WHAT NEEDS TO BE DONE
Check every line of the material below for the string "JSON", and return the ones that have it.

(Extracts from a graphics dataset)
---+---
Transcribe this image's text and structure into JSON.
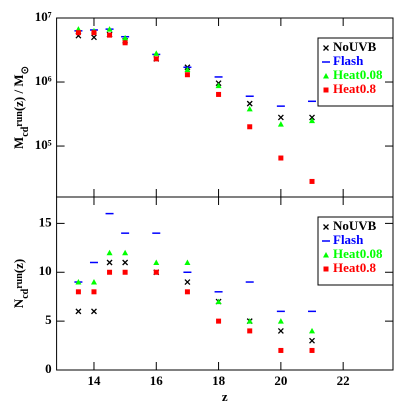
{
  "chart_data": [
    {
      "type": "scatter",
      "log_y": true,
      "ylabel": [
        {
          "text": "M"
        },
        {
          "text": "cd",
          "shift": "sub"
        },
        {
          "text": "run",
          "shift": "sup"
        },
        {
          "text": "(z) / M"
        },
        {
          "text": "⊙",
          "shift": "sub"
        }
      ],
      "x": [
        13.5,
        14,
        14.5,
        15,
        16,
        17,
        18,
        19,
        20,
        21
      ],
      "xlim": [
        12.8,
        23.6
      ],
      "xticks": [
        14,
        16,
        18,
        20,
        22
      ],
      "ylim": [
        16000,
        10000000
      ],
      "yticks": [
        {
          "value": 100000,
          "label": "10⁵"
        },
        {
          "value": 1000000,
          "label": "10⁶"
        },
        {
          "value": 10000000,
          "label": "10⁷"
        }
      ],
      "legend": "upper right",
      "series": [
        {
          "name": "NoUVB",
          "color": "#000000",
          "marker": "cross",
          "values": [
            5300000,
            5000000,
            5500000,
            4400000,
            2300000,
            1700000,
            960000,
            460000,
            280000,
            280000
          ]
        },
        {
          "name": "Flash",
          "color": "#0000ff",
          "marker": "dash",
          "values": [
            6300000,
            6500000,
            6700000,
            5100000,
            2700000,
            1700000,
            1200000,
            600000,
            420000,
            500000
          ]
        },
        {
          "name": "Heat0.08",
          "color": "#00ff00",
          "marker": "triangle",
          "values": [
            6700000,
            6300000,
            6700000,
            4900000,
            2800000,
            1560000,
            880000,
            380000,
            220000,
            250000
          ]
        },
        {
          "name": "Heat0.8",
          "color": "#ff0000",
          "marker": "square",
          "values": [
            5900000,
            5900000,
            5400000,
            4100000,
            2300000,
            1300000,
            640000,
            200000,
            65000,
            28000
          ]
        }
      ]
    },
    {
      "type": "scatter",
      "log_y": false,
      "ylabel": [
        {
          "text": "N"
        },
        {
          "text": "cd",
          "shift": "sub"
        },
        {
          "text": "run",
          "shift": "sup"
        },
        {
          "text": "(z)"
        }
      ],
      "xlabel": "z",
      "x": [
        13.5,
        14,
        14.5,
        15,
        16,
        17,
        18,
        19,
        20,
        21
      ],
      "xlim": [
        12.8,
        23.6
      ],
      "xticks": [
        14,
        16,
        18,
        20,
        22
      ],
      "ylim": [
        0,
        17.7
      ],
      "yticks": [
        0,
        5,
        10,
        15
      ],
      "legend": "upper right",
      "series": [
        {
          "name": "NoUVB",
          "color": "#000000",
          "marker": "cross",
          "values": [
            6,
            6,
            11,
            11,
            10,
            9,
            7,
            5,
            4,
            3
          ]
        },
        {
          "name": "Flash",
          "color": "#0000ff",
          "marker": "dash",
          "values": [
            9,
            11,
            16,
            14,
            14,
            10,
            8,
            9,
            6,
            6
          ]
        },
        {
          "name": "Heat0.08",
          "color": "#00ff00",
          "marker": "triangle",
          "values": [
            9,
            9,
            12,
            12,
            11,
            11,
            7,
            5,
            5,
            4
          ]
        },
        {
          "name": "Heat0.8",
          "color": "#ff0000",
          "marker": "square",
          "values": [
            8,
            8,
            10,
            10,
            10,
            8,
            5,
            4,
            2,
            2
          ]
        }
      ]
    }
  ]
}
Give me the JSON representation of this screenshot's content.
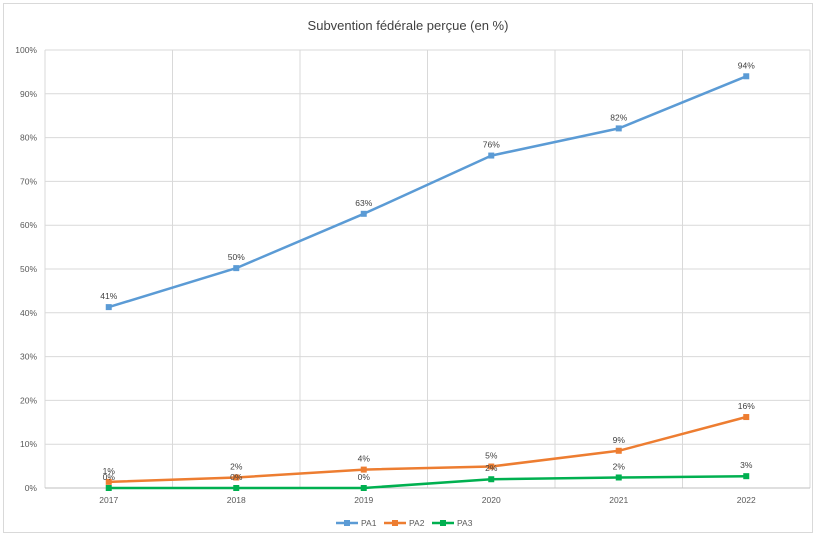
{
  "chart_data": {
    "type": "line",
    "title": "Subvention fédérale perçue (en %)",
    "xlabel": "",
    "ylabel": "",
    "categories": [
      "2017",
      "2018",
      "2019",
      "2020",
      "2021",
      "2022"
    ],
    "ylim": [
      0,
      100
    ],
    "yticks": [
      0,
      10,
      20,
      30,
      40,
      50,
      60,
      70,
      80,
      90,
      100
    ],
    "ytick_labels": [
      "0%",
      "10%",
      "20%",
      "30%",
      "40%",
      "50%",
      "60%",
      "70%",
      "80%",
      "90%",
      "100%"
    ],
    "grid": true,
    "legend_position": "bottom",
    "series": [
      {
        "name": "PA1",
        "color": "#5b9bd5",
        "values": [
          41.3,
          50.2,
          62.6,
          75.9,
          82.1,
          94.0
        ],
        "labels": [
          "41%",
          "50%",
          "63%",
          "76%",
          "82%",
          "94%"
        ]
      },
      {
        "name": "PA2",
        "color": "#ed7d31",
        "values": [
          1.4,
          2.4,
          4.2,
          4.9,
          8.5,
          16.2
        ],
        "labels": [
          "1%",
          "2%",
          "4%",
          "5%",
          "9%",
          "16%"
        ]
      },
      {
        "name": "PA3",
        "color": "#00b050",
        "values": [
          0.0,
          0.0,
          0.0,
          2.0,
          2.4,
          2.7
        ],
        "labels": [
          "0%",
          "0%",
          "0%",
          "2%",
          "2%",
          "3%"
        ]
      }
    ]
  }
}
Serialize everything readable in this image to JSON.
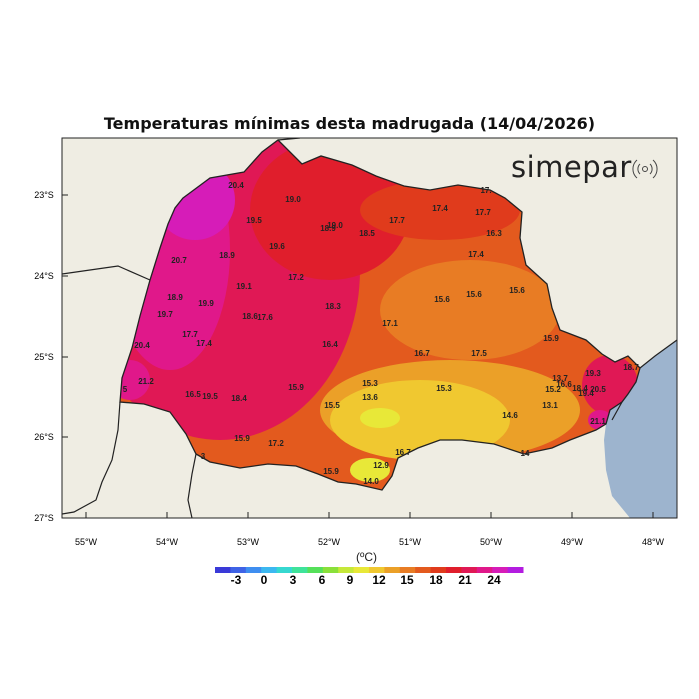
---+---
FINISHED ANSWER
Transcribe this image's text and structure into JSON.
Give me the JSON representation of this screenshot's content.
Serialize everything readable in this image to JSON.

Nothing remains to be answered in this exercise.